*Your objective*. Extract every line that includes the string "CryptoQuant".

*Given data*.
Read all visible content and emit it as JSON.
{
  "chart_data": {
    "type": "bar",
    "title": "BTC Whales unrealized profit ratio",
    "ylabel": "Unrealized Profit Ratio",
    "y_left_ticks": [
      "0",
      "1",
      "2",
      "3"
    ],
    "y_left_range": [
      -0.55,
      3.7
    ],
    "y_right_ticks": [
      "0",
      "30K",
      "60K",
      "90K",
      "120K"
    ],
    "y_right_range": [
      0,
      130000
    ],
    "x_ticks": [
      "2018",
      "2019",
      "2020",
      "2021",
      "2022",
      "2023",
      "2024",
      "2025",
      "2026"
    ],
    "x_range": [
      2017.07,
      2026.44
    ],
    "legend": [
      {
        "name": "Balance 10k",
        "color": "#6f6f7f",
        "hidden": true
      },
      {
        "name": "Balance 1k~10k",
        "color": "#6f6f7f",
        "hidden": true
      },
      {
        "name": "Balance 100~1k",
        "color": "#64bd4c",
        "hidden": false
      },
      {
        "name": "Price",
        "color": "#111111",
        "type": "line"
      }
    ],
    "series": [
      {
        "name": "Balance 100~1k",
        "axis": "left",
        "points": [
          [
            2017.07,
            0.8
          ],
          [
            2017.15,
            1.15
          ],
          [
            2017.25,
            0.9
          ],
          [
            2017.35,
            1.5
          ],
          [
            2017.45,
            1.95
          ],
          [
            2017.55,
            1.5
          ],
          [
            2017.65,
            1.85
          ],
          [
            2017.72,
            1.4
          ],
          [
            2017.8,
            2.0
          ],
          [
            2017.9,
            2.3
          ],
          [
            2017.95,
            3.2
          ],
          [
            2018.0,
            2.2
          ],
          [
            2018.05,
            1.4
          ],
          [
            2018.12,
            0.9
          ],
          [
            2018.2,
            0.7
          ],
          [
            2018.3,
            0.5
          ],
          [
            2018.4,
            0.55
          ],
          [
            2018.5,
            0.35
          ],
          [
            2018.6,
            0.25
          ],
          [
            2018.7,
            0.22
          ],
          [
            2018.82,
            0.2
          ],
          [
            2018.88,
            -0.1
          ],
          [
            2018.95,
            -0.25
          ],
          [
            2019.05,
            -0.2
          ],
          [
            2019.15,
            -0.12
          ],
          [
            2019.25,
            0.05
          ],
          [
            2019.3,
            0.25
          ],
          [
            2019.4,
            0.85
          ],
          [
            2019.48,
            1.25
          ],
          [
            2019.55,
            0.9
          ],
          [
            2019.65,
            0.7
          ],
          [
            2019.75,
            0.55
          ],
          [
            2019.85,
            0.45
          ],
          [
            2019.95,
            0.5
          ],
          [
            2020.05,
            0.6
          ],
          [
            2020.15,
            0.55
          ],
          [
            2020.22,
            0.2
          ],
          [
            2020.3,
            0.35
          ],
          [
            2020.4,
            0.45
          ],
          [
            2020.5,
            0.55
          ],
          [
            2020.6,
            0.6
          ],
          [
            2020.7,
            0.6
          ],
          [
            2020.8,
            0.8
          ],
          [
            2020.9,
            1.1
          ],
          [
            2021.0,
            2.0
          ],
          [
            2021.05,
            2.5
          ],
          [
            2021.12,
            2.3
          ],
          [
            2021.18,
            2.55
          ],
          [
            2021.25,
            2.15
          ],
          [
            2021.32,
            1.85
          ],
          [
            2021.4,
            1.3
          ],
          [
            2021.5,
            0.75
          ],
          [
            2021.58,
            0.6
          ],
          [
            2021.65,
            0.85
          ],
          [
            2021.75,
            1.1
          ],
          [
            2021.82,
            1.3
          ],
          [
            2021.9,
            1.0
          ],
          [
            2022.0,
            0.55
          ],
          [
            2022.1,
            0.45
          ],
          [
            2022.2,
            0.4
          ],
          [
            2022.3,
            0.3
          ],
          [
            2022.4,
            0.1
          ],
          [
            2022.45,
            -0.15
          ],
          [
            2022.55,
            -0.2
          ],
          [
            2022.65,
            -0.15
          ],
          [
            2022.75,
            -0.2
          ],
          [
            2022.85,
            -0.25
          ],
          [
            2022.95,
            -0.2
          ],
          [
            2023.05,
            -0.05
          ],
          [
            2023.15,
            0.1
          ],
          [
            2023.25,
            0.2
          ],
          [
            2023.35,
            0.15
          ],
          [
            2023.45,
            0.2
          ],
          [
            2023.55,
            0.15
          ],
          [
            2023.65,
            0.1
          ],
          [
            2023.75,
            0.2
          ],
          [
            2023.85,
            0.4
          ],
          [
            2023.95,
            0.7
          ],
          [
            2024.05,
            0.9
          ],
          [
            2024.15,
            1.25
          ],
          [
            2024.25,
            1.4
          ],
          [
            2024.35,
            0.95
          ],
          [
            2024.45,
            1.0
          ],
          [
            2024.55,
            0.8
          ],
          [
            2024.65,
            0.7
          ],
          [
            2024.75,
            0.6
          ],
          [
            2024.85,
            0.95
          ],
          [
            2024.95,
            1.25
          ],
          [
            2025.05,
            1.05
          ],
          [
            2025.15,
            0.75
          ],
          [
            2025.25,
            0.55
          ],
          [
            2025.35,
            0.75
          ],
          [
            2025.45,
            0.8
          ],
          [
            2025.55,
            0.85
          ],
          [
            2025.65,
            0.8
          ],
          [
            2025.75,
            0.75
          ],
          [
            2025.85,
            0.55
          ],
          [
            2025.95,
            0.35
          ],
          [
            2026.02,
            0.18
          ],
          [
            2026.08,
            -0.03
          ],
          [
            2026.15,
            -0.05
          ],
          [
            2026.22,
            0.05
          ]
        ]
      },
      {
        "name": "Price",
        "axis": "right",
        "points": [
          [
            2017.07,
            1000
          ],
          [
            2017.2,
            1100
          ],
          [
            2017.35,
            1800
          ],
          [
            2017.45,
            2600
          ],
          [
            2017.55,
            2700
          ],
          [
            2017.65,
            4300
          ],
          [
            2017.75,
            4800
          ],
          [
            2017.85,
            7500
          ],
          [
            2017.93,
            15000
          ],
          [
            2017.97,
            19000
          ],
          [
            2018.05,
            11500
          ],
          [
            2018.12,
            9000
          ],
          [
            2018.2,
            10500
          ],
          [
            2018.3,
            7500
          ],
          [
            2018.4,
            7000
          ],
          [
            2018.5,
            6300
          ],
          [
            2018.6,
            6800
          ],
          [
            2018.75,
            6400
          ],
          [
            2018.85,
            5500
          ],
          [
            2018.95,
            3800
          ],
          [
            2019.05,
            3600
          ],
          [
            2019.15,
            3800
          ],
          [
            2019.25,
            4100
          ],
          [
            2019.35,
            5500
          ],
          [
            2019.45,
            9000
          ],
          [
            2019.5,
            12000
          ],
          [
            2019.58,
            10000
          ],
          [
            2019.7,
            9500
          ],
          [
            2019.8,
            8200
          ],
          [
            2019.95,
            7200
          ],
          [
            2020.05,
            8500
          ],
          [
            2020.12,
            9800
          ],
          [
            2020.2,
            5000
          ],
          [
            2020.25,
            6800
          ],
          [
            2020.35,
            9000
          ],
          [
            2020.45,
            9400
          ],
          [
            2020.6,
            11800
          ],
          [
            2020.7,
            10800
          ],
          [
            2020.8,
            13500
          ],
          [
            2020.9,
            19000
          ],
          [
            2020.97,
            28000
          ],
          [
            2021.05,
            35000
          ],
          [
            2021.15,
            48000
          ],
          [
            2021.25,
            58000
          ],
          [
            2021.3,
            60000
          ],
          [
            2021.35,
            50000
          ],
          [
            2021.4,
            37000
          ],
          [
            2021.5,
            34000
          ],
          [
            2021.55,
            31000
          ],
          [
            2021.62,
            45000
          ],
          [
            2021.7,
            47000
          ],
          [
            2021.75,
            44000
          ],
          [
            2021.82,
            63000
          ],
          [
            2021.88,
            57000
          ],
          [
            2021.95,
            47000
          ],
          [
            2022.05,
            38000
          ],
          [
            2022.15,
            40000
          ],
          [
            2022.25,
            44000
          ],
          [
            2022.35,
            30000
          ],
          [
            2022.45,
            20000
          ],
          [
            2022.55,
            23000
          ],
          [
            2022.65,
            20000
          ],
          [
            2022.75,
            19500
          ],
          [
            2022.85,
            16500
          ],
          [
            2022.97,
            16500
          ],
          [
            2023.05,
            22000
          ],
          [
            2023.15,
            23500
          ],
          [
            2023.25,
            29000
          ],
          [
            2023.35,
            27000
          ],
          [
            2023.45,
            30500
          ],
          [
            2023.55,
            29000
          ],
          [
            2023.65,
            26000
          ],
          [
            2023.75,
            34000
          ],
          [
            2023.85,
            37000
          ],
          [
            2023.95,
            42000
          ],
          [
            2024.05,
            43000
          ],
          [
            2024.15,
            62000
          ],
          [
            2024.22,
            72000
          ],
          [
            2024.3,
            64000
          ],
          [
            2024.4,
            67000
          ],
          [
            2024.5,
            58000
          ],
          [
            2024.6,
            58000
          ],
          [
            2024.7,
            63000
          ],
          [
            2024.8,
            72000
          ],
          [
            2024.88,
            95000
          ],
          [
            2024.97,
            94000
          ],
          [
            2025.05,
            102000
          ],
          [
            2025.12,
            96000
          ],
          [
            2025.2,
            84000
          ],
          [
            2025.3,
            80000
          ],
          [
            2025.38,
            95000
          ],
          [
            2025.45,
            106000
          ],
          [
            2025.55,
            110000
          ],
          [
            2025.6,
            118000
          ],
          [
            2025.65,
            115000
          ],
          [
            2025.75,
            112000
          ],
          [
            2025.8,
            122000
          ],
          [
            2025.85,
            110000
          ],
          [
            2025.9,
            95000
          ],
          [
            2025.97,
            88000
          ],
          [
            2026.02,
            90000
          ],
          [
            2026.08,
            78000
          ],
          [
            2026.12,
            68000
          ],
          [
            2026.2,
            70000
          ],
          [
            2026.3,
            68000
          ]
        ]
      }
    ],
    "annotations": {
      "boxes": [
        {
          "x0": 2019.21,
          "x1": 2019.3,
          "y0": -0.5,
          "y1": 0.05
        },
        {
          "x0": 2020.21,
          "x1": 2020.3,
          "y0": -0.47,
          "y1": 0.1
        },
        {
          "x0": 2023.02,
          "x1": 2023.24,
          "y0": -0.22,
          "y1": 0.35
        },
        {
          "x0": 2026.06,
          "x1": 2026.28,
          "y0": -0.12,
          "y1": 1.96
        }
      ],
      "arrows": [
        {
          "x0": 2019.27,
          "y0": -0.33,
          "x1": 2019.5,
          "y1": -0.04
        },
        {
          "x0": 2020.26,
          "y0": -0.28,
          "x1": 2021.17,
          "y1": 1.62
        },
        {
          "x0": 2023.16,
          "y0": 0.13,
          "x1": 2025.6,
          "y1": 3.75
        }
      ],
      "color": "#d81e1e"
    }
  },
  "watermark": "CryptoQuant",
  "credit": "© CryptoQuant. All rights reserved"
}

*Correct output*.
  "watermark": "CryptoQuant",
  "credit": "© CryptoQuant. All rights reserved"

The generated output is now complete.